# [Task instructions]
Write out the data below in full, unchanged, minus the images.

# [Entries provided]
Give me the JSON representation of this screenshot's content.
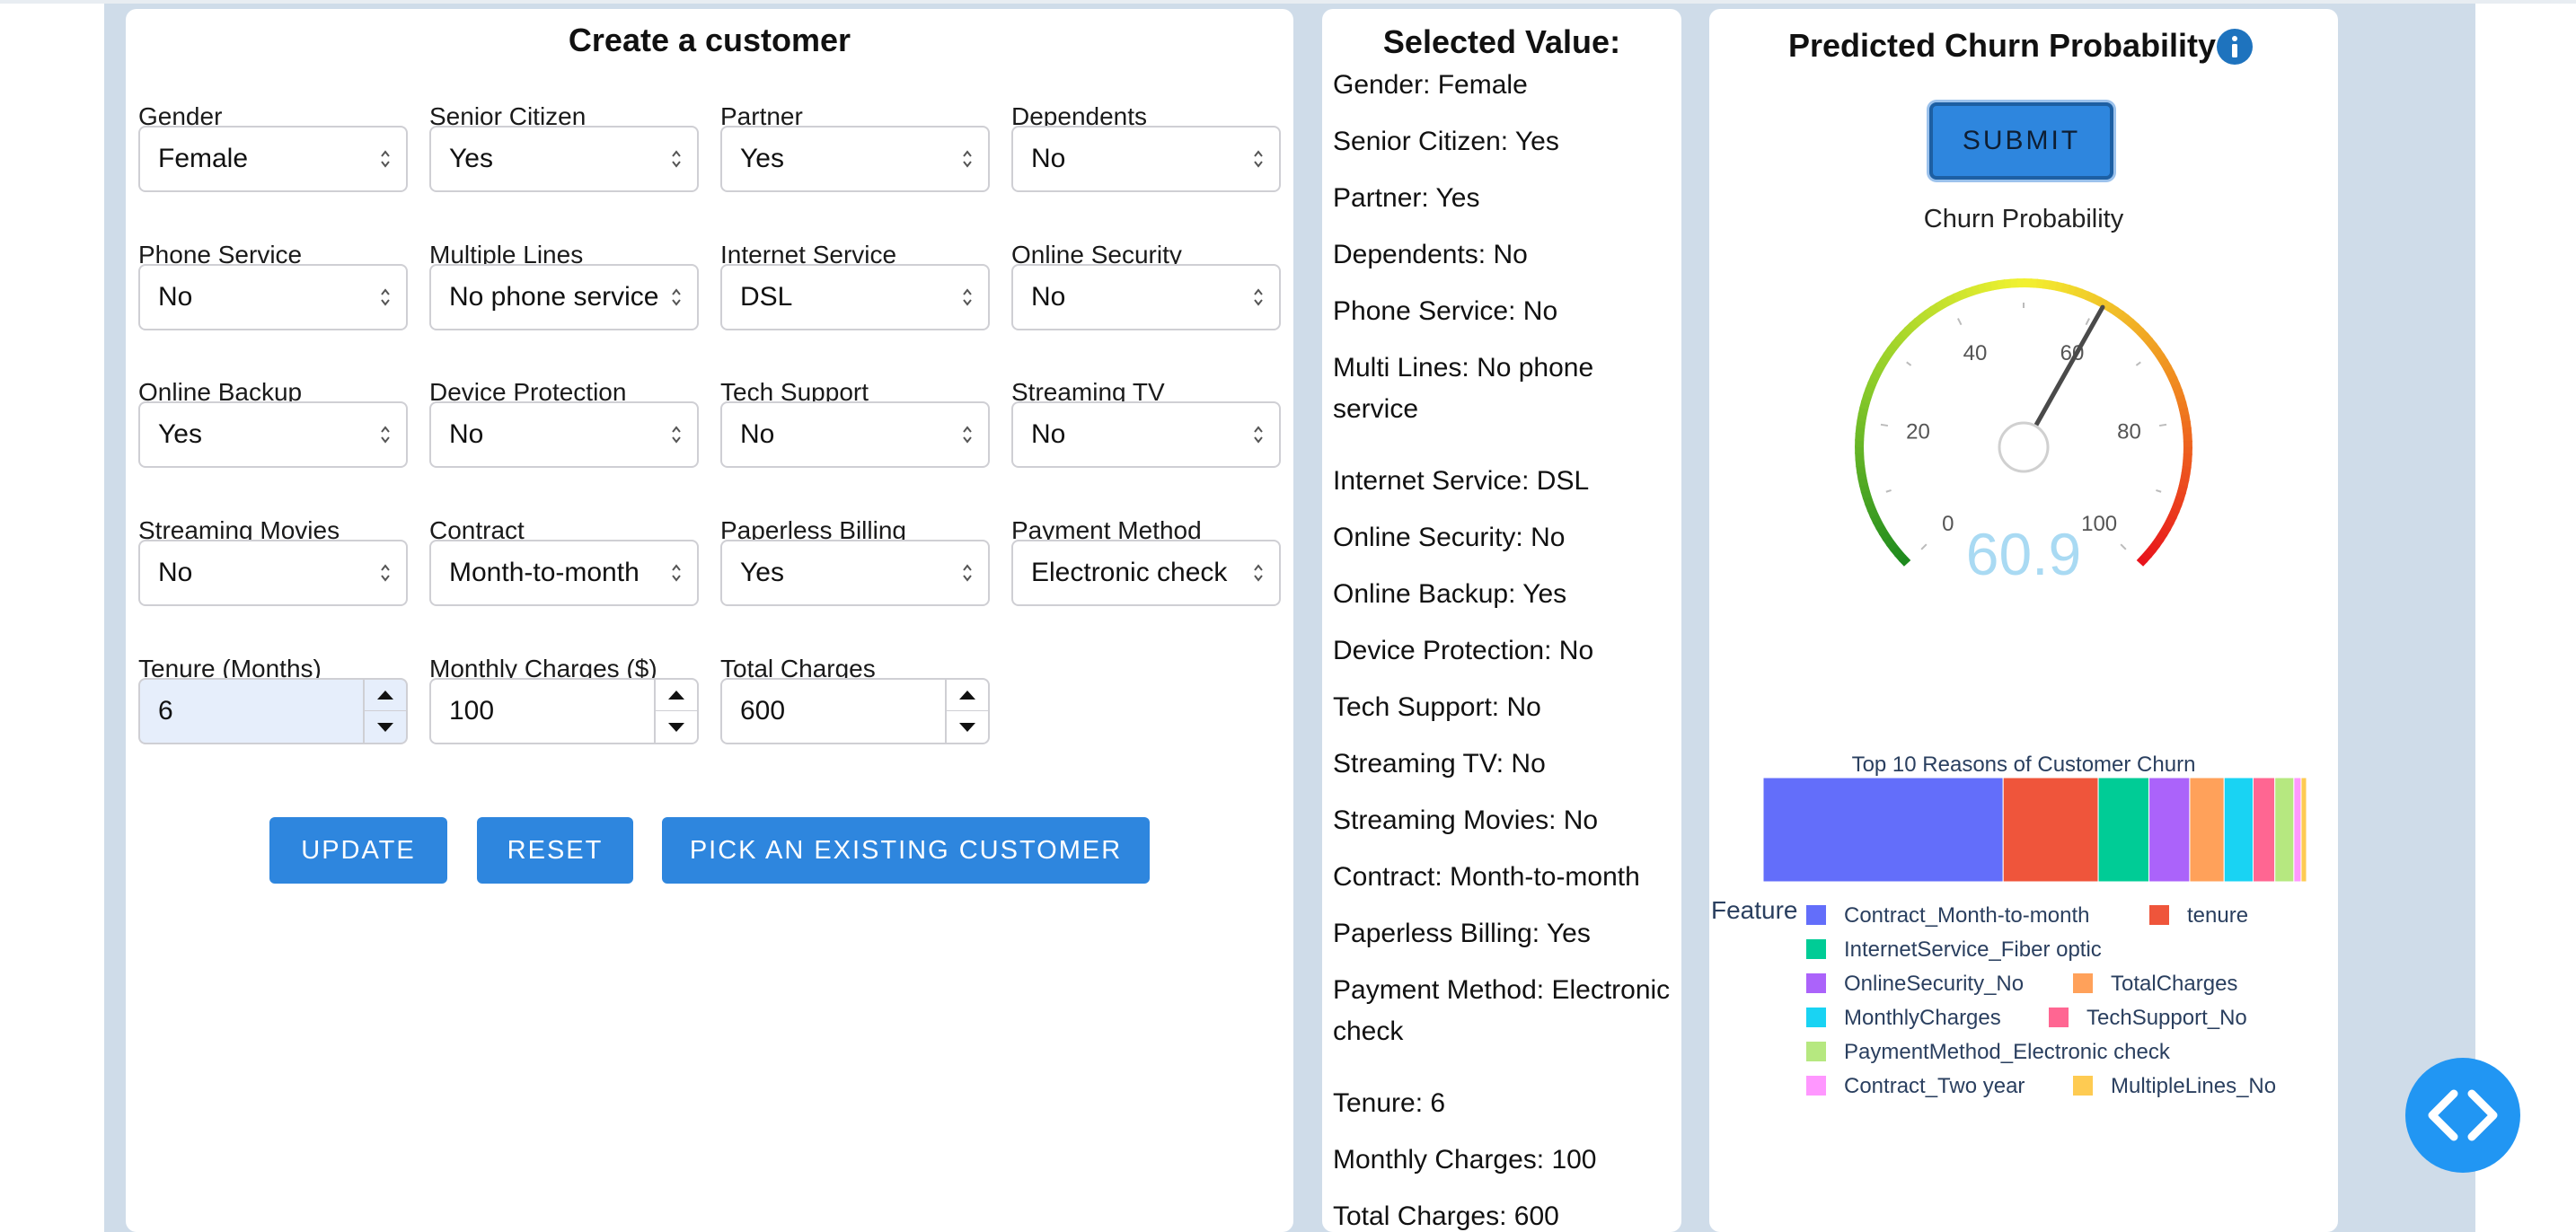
{
  "create": {
    "title": "Create a customer",
    "fields": [
      {
        "label": "Gender",
        "value": "Female"
      },
      {
        "label": "Senior Citizen",
        "value": "Yes"
      },
      {
        "label": "Partner",
        "value": "Yes"
      },
      {
        "label": "Dependents",
        "value": "No"
      },
      {
        "label": "Phone Service",
        "value": "No"
      },
      {
        "label": "Multiple Lines",
        "value": "No phone service"
      },
      {
        "label": "Internet Service",
        "value": "DSL"
      },
      {
        "label": "Online Security",
        "value": "No"
      },
      {
        "label": "Online Backup",
        "value": "Yes"
      },
      {
        "label": "Device Protection",
        "value": "No"
      },
      {
        "label": "Tech Support",
        "value": "No"
      },
      {
        "label": "Streaming TV",
        "value": "No"
      },
      {
        "label": "Streaming Movies",
        "value": "No"
      },
      {
        "label": "Contract",
        "value": "Month-to-month"
      },
      {
        "label": "Paperless Billing",
        "value": "Yes"
      },
      {
        "label": "Payment Method",
        "value": "Electronic check"
      }
    ],
    "numbers": [
      {
        "label": "Tenure (Months)",
        "value": "6"
      },
      {
        "label": "Monthly Charges ($)",
        "value": "100"
      },
      {
        "label": "Total Charges",
        "value": "600"
      }
    ],
    "buttons": {
      "update": "Update",
      "reset": "Reset",
      "pick": "Pick an existing customer"
    }
  },
  "selected": {
    "title": "Selected Value:",
    "lines": [
      "Gender: Female",
      "Senior Citizen: Yes",
      "Partner: Yes",
      "Dependents: No",
      "Phone Service: No",
      "Multi Lines: No phone service",
      "Internet Service: DSL",
      "Online Security: No",
      "Online Backup: Yes",
      "Device Protection: No",
      "Tech Support: No",
      "Streaming TV: No",
      "Streaming Movies: No",
      "Contract: Month-to-month",
      "Paperless Billing: Yes",
      "Payment Method: Electronic check",
      "Tenure: 6",
      "Monthly Charges: 100",
      "Total Charges: 600"
    ]
  },
  "predict": {
    "title": "Predicted Churn Probability",
    "info_icon": "info-icon",
    "submit_label": "SUBMIT",
    "gauge_title": "Churn Probability",
    "gauge_value": 60.9,
    "gauge_value_text": "60.9",
    "gauge_min": 0,
    "gauge_max": 100,
    "gauge_ticks": [
      "0",
      "20",
      "40",
      "60",
      "80",
      "100"
    ],
    "bar_title": "Top 10 Reasons of Customer Churn",
    "legend_title": "Feature"
  },
  "chart_data": [
    {
      "type": "gauge",
      "title": "Churn Probability",
      "value": 60.9,
      "range": [
        0,
        100
      ],
      "ticks": [
        0,
        20,
        40,
        60,
        80,
        100
      ],
      "colors": [
        "#1e8a1e",
        "#8ccc2a",
        "#f2f230",
        "#f08a20",
        "#e8141c"
      ]
    },
    {
      "type": "bar",
      "orientation": "horizontal-stacked",
      "title": "Top 10 Reasons of Customer Churn",
      "legend_title": "Feature",
      "series": [
        {
          "name": "Contract_Month-to-month",
          "value": 0.265,
          "color": "#636efa"
        },
        {
          "name": "tenure",
          "value": 0.105,
          "color": "#ef553b"
        },
        {
          "name": "InternetService_Fiber optic",
          "value": 0.056,
          "color": "#00cc96"
        },
        {
          "name": "OnlineSecurity_No",
          "value": 0.045,
          "color": "#ab63fa"
        },
        {
          "name": "TotalCharges",
          "value": 0.038,
          "color": "#ffa15a"
        },
        {
          "name": "MonthlyCharges",
          "value": 0.032,
          "color": "#19d3f3"
        },
        {
          "name": "TechSupport_No",
          "value": 0.024,
          "color": "#ff6692"
        },
        {
          "name": "PaymentMethod_Electronic check",
          "value": 0.021,
          "color": "#b6e880"
        },
        {
          "name": "Contract_Two year",
          "value": 0.008,
          "color": "#ff97ff"
        },
        {
          "name": "MultipleLines_No",
          "value": 0.006,
          "color": "#fecb52"
        }
      ],
      "legend_placement": "bottom"
    }
  ],
  "fab": {
    "icon": "code-icon"
  }
}
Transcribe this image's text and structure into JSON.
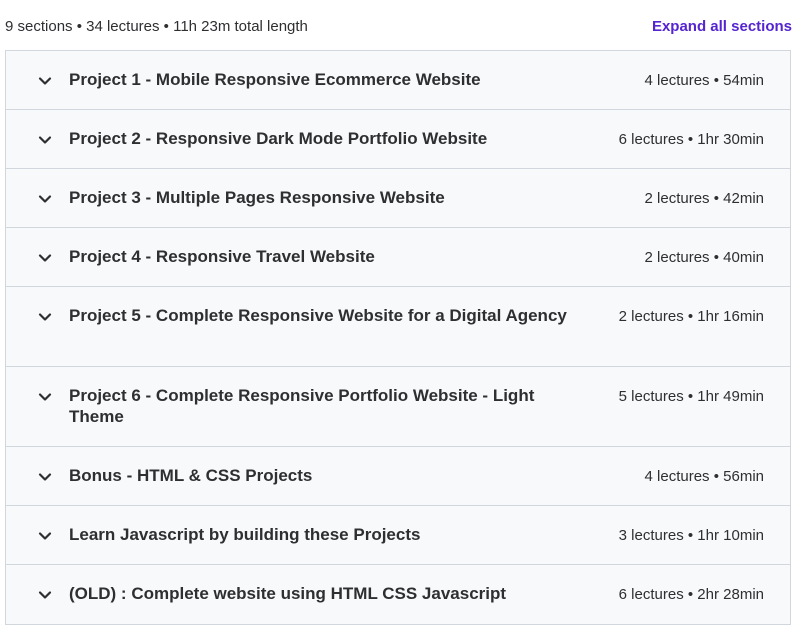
{
  "summary": {
    "text": "9 sections • 34 lectures • 11h 23m total length",
    "expand_all_label": "Expand all sections"
  },
  "sections": [
    {
      "title": "Project 1 - Mobile Responsive Ecommerce Website",
      "meta": "4 lectures • 54min"
    },
    {
      "title": "Project 2 - Responsive Dark Mode Portfolio Website",
      "meta": "6 lectures • 1hr 30min"
    },
    {
      "title": "Project 3 - Multiple Pages Responsive Website",
      "meta": "2 lectures • 42min"
    },
    {
      "title": "Project 4 - Responsive Travel Website",
      "meta": "2 lectures • 40min"
    },
    {
      "title": "Project 5 - Complete Responsive Website for a Digital Agency",
      "meta": "2 lectures • 1hr 16min"
    },
    {
      "title": "Project 6 - Complete Responsive Portfolio Website - Light Theme",
      "meta": "5 lectures • 1hr 49min"
    },
    {
      "title": "Bonus - HTML & CSS Projects",
      "meta": "4 lectures • 56min"
    },
    {
      "title": "Learn Javascript by building these Projects",
      "meta": "3 lectures • 1hr 10min"
    },
    {
      "title": "(OLD) : Complete website using HTML CSS Javascript",
      "meta": "6 lectures • 2hr 28min"
    }
  ],
  "icons": {
    "section_toggle": "chevron-down-icon"
  },
  "colors": {
    "accent": "#5624d0",
    "text": "#2d2f31",
    "section_bg": "#f7f9fa",
    "border": "#d1d7dc"
  }
}
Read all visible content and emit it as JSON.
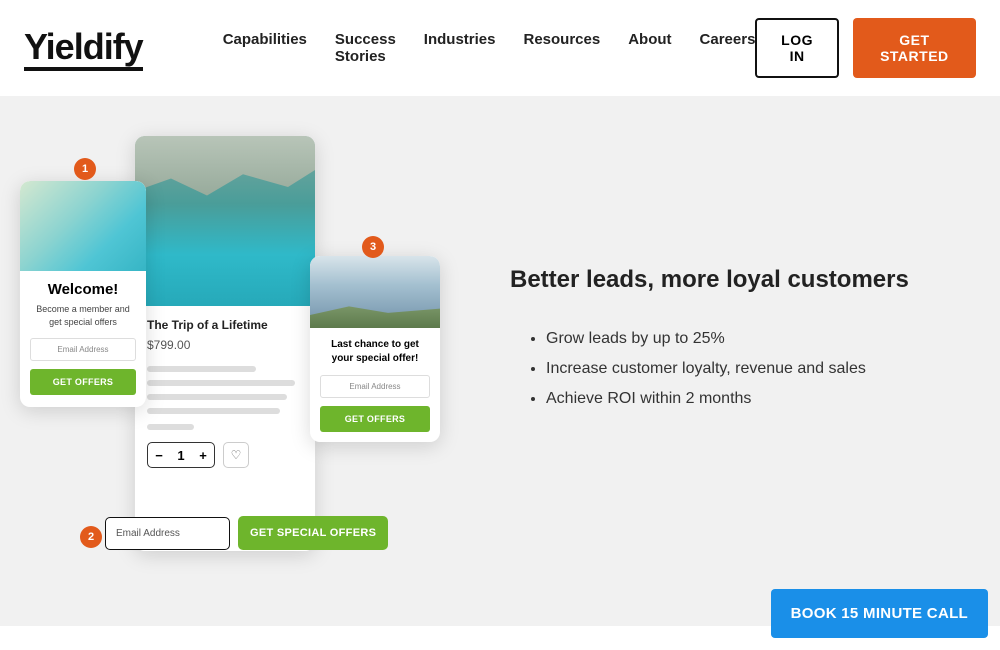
{
  "brand": "Yieldify",
  "nav": [
    "Capabilities",
    "Success Stories",
    "Industries",
    "Resources",
    "About",
    "Careers"
  ],
  "login_label": "LOG IN",
  "cta_label": "GET STARTED",
  "hero": {
    "headline": "Better leads, more loyal customers",
    "bullets": [
      "Grow leads by up to 25%",
      "Increase customer loyalty, revenue and sales",
      "Achieve ROI within 2 months"
    ]
  },
  "illus": {
    "badges": {
      "b1": "1",
      "b2": "2",
      "b3": "3"
    },
    "main": {
      "title": "The Trip of a Lifetime",
      "price": "$799.00",
      "qty": "1",
      "minus": "−",
      "plus": "+",
      "heart": "♡"
    },
    "left": {
      "title": "Welcome!",
      "sub": "Become a member and get special offers",
      "placeholder": "Email Address",
      "cta": "GET OFFERS"
    },
    "right": {
      "title": "Last chance to get your special offer!",
      "placeholder": "Email Address",
      "cta": "GET OFFERS"
    },
    "bottom": {
      "placeholder": "Email Address",
      "cta": "GET SPECIAL OFFERS"
    }
  },
  "sticky_cta": "BOOK 15 MINUTE CALL"
}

# [Full response]
Give me the JSON representation of this screenshot's content.
{
  "create": {
    "title": "Create a customer",
    "fields": [
      {
        "label": "Gender",
        "value": "Female"
      },
      {
        "label": "Senior Citizen",
        "value": "Yes"
      },
      {
        "label": "Partner",
        "value": "Yes"
      },
      {
        "label": "Dependents",
        "value": "No"
      },
      {
        "label": "Phone Service",
        "value": "No"
      },
      {
        "label": "Multiple Lines",
        "value": "No phone service"
      },
      {
        "label": "Internet Service",
        "value": "DSL"
      },
      {
        "label": "Online Security",
        "value": "No"
      },
      {
        "label": "Online Backup",
        "value": "Yes"
      },
      {
        "label": "Device Protection",
        "value": "No"
      },
      {
        "label": "Tech Support",
        "value": "No"
      },
      {
        "label": "Streaming TV",
        "value": "No"
      },
      {
        "label": "Streaming Movies",
        "value": "No"
      },
      {
        "label": "Contract",
        "value": "Month-to-month"
      },
      {
        "label": "Paperless Billing",
        "value": "Yes"
      },
      {
        "label": "Payment Method",
        "value": "Electronic check"
      }
    ],
    "numbers": [
      {
        "label": "Tenure (Months)",
        "value": "6"
      },
      {
        "label": "Monthly Charges ($)",
        "value": "100"
      },
      {
        "label": "Total Charges",
        "value": "600"
      }
    ],
    "buttons": {
      "update": "Update",
      "reset": "Reset",
      "pick": "Pick an existing customer"
    }
  },
  "selected": {
    "title": "Selected Value:",
    "lines": [
      "Gender: Female",
      "Senior Citizen: Yes",
      "Partner: Yes",
      "Dependents: No",
      "Phone Service: No",
      "Multi Lines: No phone service",
      "Internet Service: DSL",
      "Online Security: No",
      "Online Backup: Yes",
      "Device Protection: No",
      "Tech Support: No",
      "Streaming TV: No",
      "Streaming Movies: No",
      "Contract: Month-to-month",
      "Paperless Billing: Yes",
      "Payment Method: Electronic check",
      "Tenure: 6",
      "Monthly Charges: 100",
      "Total Charges: 600"
    ]
  },
  "predict": {
    "title": "Predicted Churn Probability",
    "info_icon": "info-icon",
    "submit_label": "SUBMIT",
    "gauge_title": "Churn Probability",
    "gauge_value": 60.9,
    "gauge_value_text": "60.9",
    "gauge_min": 0,
    "gauge_max": 100,
    "gauge_ticks": [
      "0",
      "20",
      "40",
      "60",
      "80",
      "100"
    ],
    "bar_title": "Top 10 Reasons of Customer Churn",
    "legend_title": "Feature"
  },
  "chart_data": [
    {
      "type": "gauge",
      "title": "Churn Probability",
      "value": 60.9,
      "range": [
        0,
        100
      ],
      "ticks": [
        0,
        20,
        40,
        60,
        80,
        100
      ],
      "colors": [
        "#1e8a1e",
        "#8ccc2a",
        "#f2f230",
        "#f08a20",
        "#e8141c"
      ]
    },
    {
      "type": "bar",
      "orientation": "horizontal-stacked",
      "title": "Top 10 Reasons of Customer Churn",
      "legend_title": "Feature",
      "series": [
        {
          "name": "Contract_Month-to-month",
          "value": 0.265,
          "color": "#636efa"
        },
        {
          "name": "tenure",
          "value": 0.105,
          "color": "#ef553b"
        },
        {
          "name": "InternetService_Fiber optic",
          "value": 0.056,
          "color": "#00cc96"
        },
        {
          "name": "OnlineSecurity_No",
          "value": 0.045,
          "color": "#ab63fa"
        },
        {
          "name": "TotalCharges",
          "value": 0.038,
          "color": "#ffa15a"
        },
        {
          "name": "MonthlyCharges",
          "value": 0.032,
          "color": "#19d3f3"
        },
        {
          "name": "TechSupport_No",
          "value": 0.024,
          "color": "#ff6692"
        },
        {
          "name": "PaymentMethod_Electronic check",
          "value": 0.021,
          "color": "#b6e880"
        },
        {
          "name": "Contract_Two year",
          "value": 0.008,
          "color": "#ff97ff"
        },
        {
          "name": "MultipleLines_No",
          "value": 0.006,
          "color": "#fecb52"
        }
      ],
      "legend_placement": "bottom"
    }
  ],
  "fab": {
    "icon": "code-icon"
  }
}
Transcribe this image's text and structure into JSON.
{
  "summary": {
    "text": "9 sections • 34 lectures • 11h 23m total length",
    "expand_all_label": "Expand all sections"
  },
  "sections": [
    {
      "title": "Project 1 - Mobile Responsive Ecommerce Website",
      "meta": "4 lectures • 54min"
    },
    {
      "title": "Project 2 - Responsive Dark Mode Portfolio Website",
      "meta": "6 lectures • 1hr 30min"
    },
    {
      "title": "Project 3 - Multiple Pages Responsive Website",
      "meta": "2 lectures • 42min"
    },
    {
      "title": "Project 4 - Responsive Travel Website",
      "meta": "2 lectures • 40min"
    },
    {
      "title": "Project 5 - Complete Responsive Website for a Digital Agency",
      "meta": "2 lectures • 1hr 16min"
    },
    {
      "title": "Project 6 - Complete Responsive Portfolio Website - Light Theme",
      "meta": "5 lectures • 1hr 49min"
    },
    {
      "title": "Bonus - HTML & CSS Projects",
      "meta": "4 lectures • 56min"
    },
    {
      "title": "Learn Javascript by building these Projects",
      "meta": "3 lectures • 1hr 10min"
    },
    {
      "title": "(OLD) : Complete website using HTML CSS Javascript",
      "meta": "6 lectures • 2hr 28min"
    }
  ],
  "icons": {
    "section_toggle": "chevron-down-icon"
  },
  "colors": {
    "accent": "#5624d0",
    "text": "#2d2f31",
    "section_bg": "#f7f9fa",
    "border": "#d1d7dc"
  }
}
Read all visible content and emit it as JSON.
{
  "brand": "Yieldify",
  "nav": [
    "Capabilities",
    "Success Stories",
    "Industries",
    "Resources",
    "About",
    "Careers"
  ],
  "login_label": "LOG IN",
  "cta_label": "GET STARTED",
  "hero": {
    "headline": "Better leads, more loyal customers",
    "bullets": [
      "Grow leads by up to 25%",
      "Increase customer loyalty, revenue and sales",
      "Achieve ROI within 2 months"
    ]
  },
  "illus": {
    "badges": {
      "b1": "1",
      "b2": "2",
      "b3": "3"
    },
    "main": {
      "title": "The Trip of a Lifetime",
      "price": "$799.00",
      "qty": "1",
      "minus": "−",
      "plus": "+",
      "heart": "♡"
    },
    "left": {
      "title": "Welcome!",
      "sub": "Become a member and get special offers",
      "placeholder": "Email Address",
      "cta": "GET OFFERS"
    },
    "right": {
      "title": "Last chance to get your special offer!",
      "placeholder": "Email Address",
      "cta": "GET OFFERS"
    },
    "bottom": {
      "placeholder": "Email Address",
      "cta": "GET SPECIAL OFFERS"
    }
  },
  "sticky_cta": "BOOK 15 MINUTE CALL"
}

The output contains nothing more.